▸ **SET PROBLEM 1**
Transcribe the part of the article on Microsoft and the R language starting at "Whether Microsoft is" and ending at "make much sense.".

Hey Microsoft, a rewrite of the R language is a silly idea

Acquiring Revolution Analytics gave Microsoft a distribution of the open source R language. Let's hope it doesn't go through with its rumored plans for a GPL-free rewrite of R

R language graffiti
Credit: flickr/David Goehring

Correction: An earlier version of this article incorrectly assumed that Microsoft acquired the rights to R Project from Revolution Analytics. As Revolution Analytics chief community officer David Smith has since stressed, "R is owned by the R Foundation," not Microsoft. The author apologizes for the inaccuracy, though he continues to believe it would be foolish of Microsoft to reimplement R to get around the GPL, which is the main argument.

Microsoft has become an open source advocate, with CEO Satya Nadella declaring that Microsoft must go "open source internally" even as it engages more with external open source communities.

But not all open source, apparently.

According to sources, Microsoft is evaluating a rewrite of GPL-licensed R, the open-source language and programming environment for statistical analysis. Because Microsoft wants to embed R in a host of proprietary products, the thinking goes, it will need to ditch R's GPL license in favor of an alternate license.

Whether Microsoft is actually planning such a rewrite -- and my inquiries to the company went unanswered -- it's worth asking whether doing so would make much sense.

Actually, it's not worth asking that question. The answer is no, for a host of reasons.

Freedom to be proprietary

Not that everyone agrees. Tibco, for example, rewrote R to get around the GPL and build in scalability. It feels Microsoft needs to do the same:

Microsoft should re-implement the R language much like TIBCO Software did when they created the TIBCO Enterprise Runtime for R (TERR). Otherwise, the open-source GPL license that protects the R language may limit what Microsoft can do as it keeps R from being widely embedded into commercial products.

Though Microsoft acquired Revolution Analytics, Revolution Analytics' chief community officer David Smith is quick to insist that this did not give Microsoft ownership of R. The intellectual property associated with R is owned by the R Foundation. (It's not clear how Revolution Analytics was able to distribute proprietary extensions to R without having a license thereto, and requests for clarification have gone unanswered as of this writing. But we'll leave that issue alone for now.)

▸ **SET PROBLEM 2**
Please restate the listing word for word, starting at its beginning and ending with the line that contains "The carbide insert 104 is at (62, 262).", both included, and leave the pictures out.

▸ **EXCERPTED RECORDS**

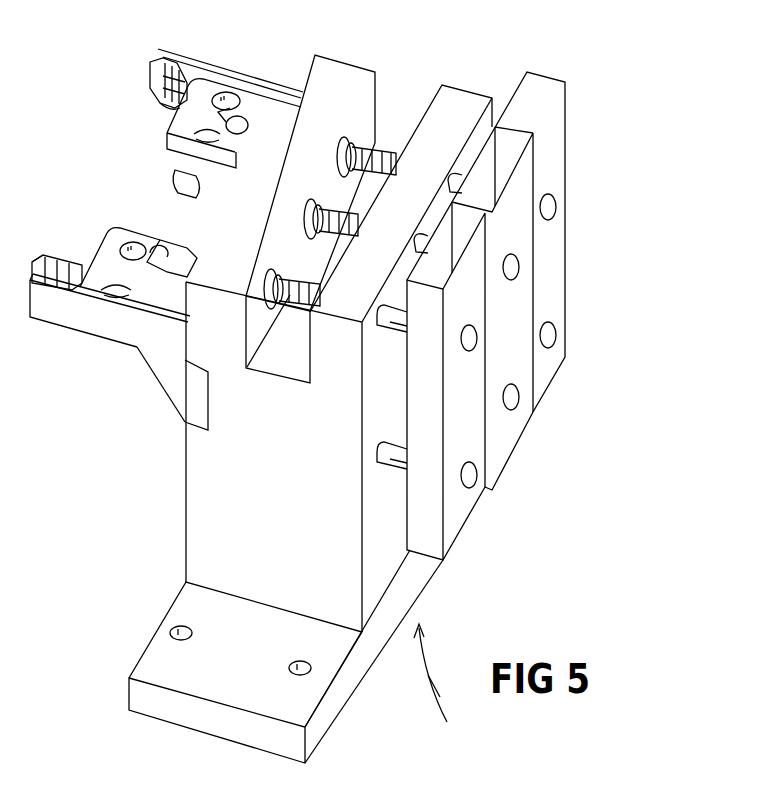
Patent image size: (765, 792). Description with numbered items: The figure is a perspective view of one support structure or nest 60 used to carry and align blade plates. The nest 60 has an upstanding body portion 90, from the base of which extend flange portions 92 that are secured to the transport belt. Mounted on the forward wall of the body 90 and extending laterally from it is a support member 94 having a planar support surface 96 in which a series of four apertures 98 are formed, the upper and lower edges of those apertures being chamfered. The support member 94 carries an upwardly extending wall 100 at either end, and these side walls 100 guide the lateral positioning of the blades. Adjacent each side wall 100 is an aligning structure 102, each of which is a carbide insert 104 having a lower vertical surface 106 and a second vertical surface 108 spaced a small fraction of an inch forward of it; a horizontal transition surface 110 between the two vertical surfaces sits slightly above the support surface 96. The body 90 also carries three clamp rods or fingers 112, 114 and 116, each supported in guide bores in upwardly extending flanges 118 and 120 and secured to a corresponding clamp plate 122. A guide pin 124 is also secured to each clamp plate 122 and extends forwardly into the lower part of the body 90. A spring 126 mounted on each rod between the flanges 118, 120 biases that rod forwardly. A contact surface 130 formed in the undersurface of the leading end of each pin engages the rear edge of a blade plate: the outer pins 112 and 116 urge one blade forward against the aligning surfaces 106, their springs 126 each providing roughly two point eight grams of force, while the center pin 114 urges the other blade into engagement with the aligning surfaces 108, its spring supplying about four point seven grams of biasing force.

The support structure or nest 60 is at (438, 685).
The body portion 90 is at (198, 497).
The flange portions 92 is at (157, 652).
The support member 94 is at (172, 383).
The planar support surface 96 is at (98, 267).
The apertures 98 is at (135, 247).
The upwardly extending wall 100 is at (80, 297).
The aligning structure 102 is at (146, 65).
The carbide insert 104 is at (62, 262).
The lower vertical surface 106 is at (177, 110).
The second vertical surface 108 is at (167, 85).
The horizontal transition surface 110 is at (168, 93).
The clamp rod or finger 112 is at (160, 252).
The center clamp rod or finger 114 is at (186, 183).
The clamp rod or finger 116 is at (241, 123).
The upwardly extending flange 118 is at (345, 68).
The upwardly extending flange 120 is at (463, 97).
The clamp plate 122 is at (547, 380).
The guide pin 124 is at (385, 463).
The spring 126 is at (292, 297).
The contact surface 130 is at (172, 244).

▸ **FULL OUTPUT 1**
Whether Microsoft is actually planning such a rewrite -- and my inquiries to the company went unanswered -- it's worth asking whether doing so would make much sense.

▸ **FULL OUTPUT 2**
Patent image size: (765, 792). Description with numbered items: The figure is a perspective view of one support structure or nest 60 used to carry and align blade plates. The nest 60 has an upstanding body portion 90, from the base of which extend flange portions 92 that are secured to the transport belt. Mounted on the forward wall of the body 90 and extending laterally from it is a support member 94 having a planar support surface 96 in which a series of four apertures 98 are formed, the upper and lower edges of those apertures being chamfered. The support member 94 carries an upwardly extending wall 100 at either end, and these side walls 100 guide the lateral positioning of the blades. Adjacent each side wall 100 is an aligning structure 102, each of which is a carbide insert 104 having a lower vertical surface 106 and a second vertical surface 108 spaced a small fraction of an inch forward of it; a horizontal transition surface 110 between the two vertical surfaces sits slightly above the support surface 96. The body 90 also carries three clamp rods or fingers 112, 114 and 116, each supported in guide bores in upwardly extending flanges 118 and 120 and secured to a corresponding clamp plate 122. A guide pin 124 is also secured to each clamp plate 122 and extends forwardly into the lower part of the body 90. A spring 126 mounted on each rod between the flanges 118, 120 biases that rod forwardly. A contact surface 130 formed in the undersurface of the leading end of each pin engages the rear edge of a blade plate: the outer pins 112 and 116 urge one blade forward against the aligning surfaces 106, their springs 126 each providing roughly two point eight grams of force, while the center pin 114 urges the other blade into engagement with the aligning surfaces 108, its spring supplying about four point seven grams of biasing force.

The support structure or nest 60 is at (438, 685).
The body portion 90 is at (198, 497).
The flange portions 92 is at (157, 652).
The support member 94 is at (172, 383).
The planar support surface 96 is at (98, 267).
The apertures 98 is at (135, 247).
The upwardly extending wall 100 is at (80, 297).
The aligning structure 102 is at (146, 65).
The carbide insert 104 is at (62, 262).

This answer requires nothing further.